## TASK GOAL
Write each line out again exactly as written.

## DATA TO USE
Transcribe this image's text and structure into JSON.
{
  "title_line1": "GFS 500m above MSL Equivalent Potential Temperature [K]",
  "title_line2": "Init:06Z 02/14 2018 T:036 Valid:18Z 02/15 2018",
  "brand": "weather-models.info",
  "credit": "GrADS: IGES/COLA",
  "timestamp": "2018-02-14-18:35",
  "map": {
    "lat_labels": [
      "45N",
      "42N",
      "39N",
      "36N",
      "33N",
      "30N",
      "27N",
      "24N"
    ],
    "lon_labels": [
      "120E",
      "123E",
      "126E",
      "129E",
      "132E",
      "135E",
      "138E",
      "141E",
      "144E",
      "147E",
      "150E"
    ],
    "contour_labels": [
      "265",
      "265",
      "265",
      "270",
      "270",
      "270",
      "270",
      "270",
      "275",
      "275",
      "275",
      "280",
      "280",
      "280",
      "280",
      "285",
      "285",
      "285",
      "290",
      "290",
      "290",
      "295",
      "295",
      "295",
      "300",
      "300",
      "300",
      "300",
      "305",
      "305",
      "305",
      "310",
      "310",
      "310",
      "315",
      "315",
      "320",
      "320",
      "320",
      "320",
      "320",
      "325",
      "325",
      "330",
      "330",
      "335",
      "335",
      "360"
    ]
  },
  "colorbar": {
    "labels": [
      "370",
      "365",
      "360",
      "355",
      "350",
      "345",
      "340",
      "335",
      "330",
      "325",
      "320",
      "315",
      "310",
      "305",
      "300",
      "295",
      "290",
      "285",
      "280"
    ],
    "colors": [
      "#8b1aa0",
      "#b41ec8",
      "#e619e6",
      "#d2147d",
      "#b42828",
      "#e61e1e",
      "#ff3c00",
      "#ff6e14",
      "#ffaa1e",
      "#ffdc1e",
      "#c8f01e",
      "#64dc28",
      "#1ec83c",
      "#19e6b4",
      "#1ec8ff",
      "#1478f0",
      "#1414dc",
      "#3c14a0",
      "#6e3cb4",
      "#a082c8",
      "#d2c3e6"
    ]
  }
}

## ANSWER FOR THE TASK
Transcribe this image's text and structure into JSON.
{
  "title_line1": "GFS 500m above MSL Equivalent Potential Temperature [K]",
  "title_line2": "Init:06Z 02/14 2018 T:036 Valid:18Z 02/15 2018",
  "brand": "weather-models.info",
  "credit": "GrADS: IGES/COLA",
  "timestamp": "2018-02-14-18:35",
  "map": {
    "lat_labels": [
      "45N",
      "42N",
      "39N",
      "36N",
      "33N",
      "30N",
      "27N",
      "24N"
    ],
    "lon_labels": [
      "120E",
      "123E",
      "126E",
      "129E",
      "132E",
      "135E",
      "138E",
      "141E",
      "144E",
      "147E",
      "150E"
    ],
    "contour_labels": [
      "265",
      "265",
      "265",
      "270",
      "270",
      "270",
      "270",
      "270",
      "275",
      "275",
      "275",
      "280",
      "280",
      "280",
      "280",
      "285",
      "285",
      "285",
      "290",
      "290",
      "290",
      "295",
      "295",
      "295",
      "300",
      "300",
      "300",
      "300",
      "305",
      "305",
      "305",
      "310",
      "310",
      "310",
      "315",
      "315",
      "320",
      "320",
      "320",
      "320",
      "320",
      "325",
      "325",
      "330",
      "330",
      "335",
      "335",
      "360"
    ]
  },
  "colorbar": {
    "labels": [
      "370",
      "365",
      "360",
      "355",
      "350",
      "345",
      "340",
      "335",
      "330",
      "325",
      "320",
      "315",
      "310",
      "305",
      "300",
      "295",
      "290",
      "285",
      "280"
    ],
    "colors": [
      "#8b1aa0",
      "#b41ec8",
      "#e619e6",
      "#d2147d",
      "#b42828",
      "#e61e1e",
      "#ff3c00",
      "#ff6e14",
      "#ffaa1e",
      "#ffdc1e",
      "#c8f01e",
      "#64dc28",
      "#1ec83c",
      "#19e6b4",
      "#1ec8ff",
      "#1478f0",
      "#1414dc",
      "#3c14a0",
      "#6e3cb4",
      "#a082c8",
      "#d2c3e6"
    ]
  }
}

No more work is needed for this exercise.